What number of lines in the material contain the word "您的部分库存量已低于最低库存量"? Give that number alone.

A block of data
┌──

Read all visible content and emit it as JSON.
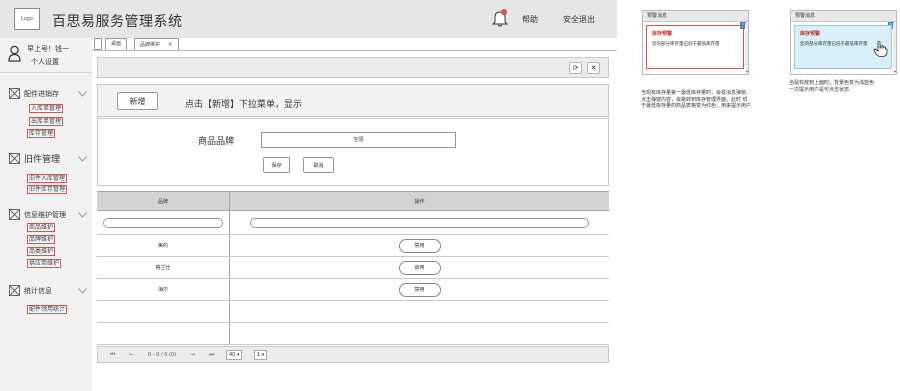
{
  "header": {
    "logo_text": "Logo",
    "title": "百思易服务管理系统",
    "bell_icon": "bell-icon",
    "help_label": "帮助",
    "logout_label": "安全退出"
  },
  "user": {
    "greeting": "早上号！钱一",
    "settings_label": "个人设置"
  },
  "sidebar": {
    "sections": [
      {
        "label": "配件进销存",
        "items": [
          "入库单管理",
          "出库单管理",
          "库存管理"
        ]
      },
      {
        "label": "旧件管理",
        "items": [
          "旧件入库管理",
          "旧件库存管理"
        ]
      },
      {
        "label": "信息维护管理",
        "items": [
          "商品维护",
          "品牌维护",
          "品类维护",
          "供应商维护"
        ]
      },
      {
        "label": "统计信息",
        "items": [
          "配件领用统计"
        ]
      }
    ]
  },
  "tabs": [
    {
      "label": "桌面"
    },
    {
      "label": "品牌维护"
    }
  ],
  "toolbar": {
    "refresh_icon": "refresh-icon",
    "close_icon": "close-icon"
  },
  "actions": {
    "add_label": "新增",
    "hint": "点击【新增】下拉菜单，显示"
  },
  "form": {
    "label": "商品品牌",
    "input_value": "空调",
    "save_label": "保存",
    "cancel_label": "取消"
  },
  "table": {
    "columns": [
      "品牌",
      "操作"
    ],
    "rows": [
      {
        "brand": "美的",
        "action": "禁用"
      },
      {
        "brand": "格兰仕",
        "action": "启用"
      },
      {
        "brand": "海尔",
        "action": "禁用"
      }
    ]
  },
  "pager": {
    "first": "⏮",
    "prev": "←",
    "info": "0 - 0 / 0 (0)",
    "next": "→",
    "last": "⏭",
    "page_size": "40 ▾",
    "page_no": "1 ▾"
  },
  "notes": {
    "card_header": "预警消息",
    "card_title": "库存预警",
    "card_text_a": "您的部分库存量已低于最低库存量",
    "card_text_b": "您的部分库存量已低于最低库存量",
    "badge": "1",
    "note_left_lines": [
      "当现有库存量第一最低库存量时，会有消息弹窗，",
      "点击弹窗内容，会跳转到库存管理界面，此时 低",
      "于最低库存量的商品表格变为红色，用来提示用户"
    ],
    "note_right_lines": [
      "当鼠标放到上面时，背景色变为浅蓝色",
      "一次提示用户是可点击状态"
    ]
  },
  "colors": {
    "header_bg": "#e6e6e6",
    "sidebar_bg": "#f2f2f2",
    "accent_red": "#d9534f",
    "hover_blue": "#d9f0fa"
  }
}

└──

# [TASK OUTPUT]
2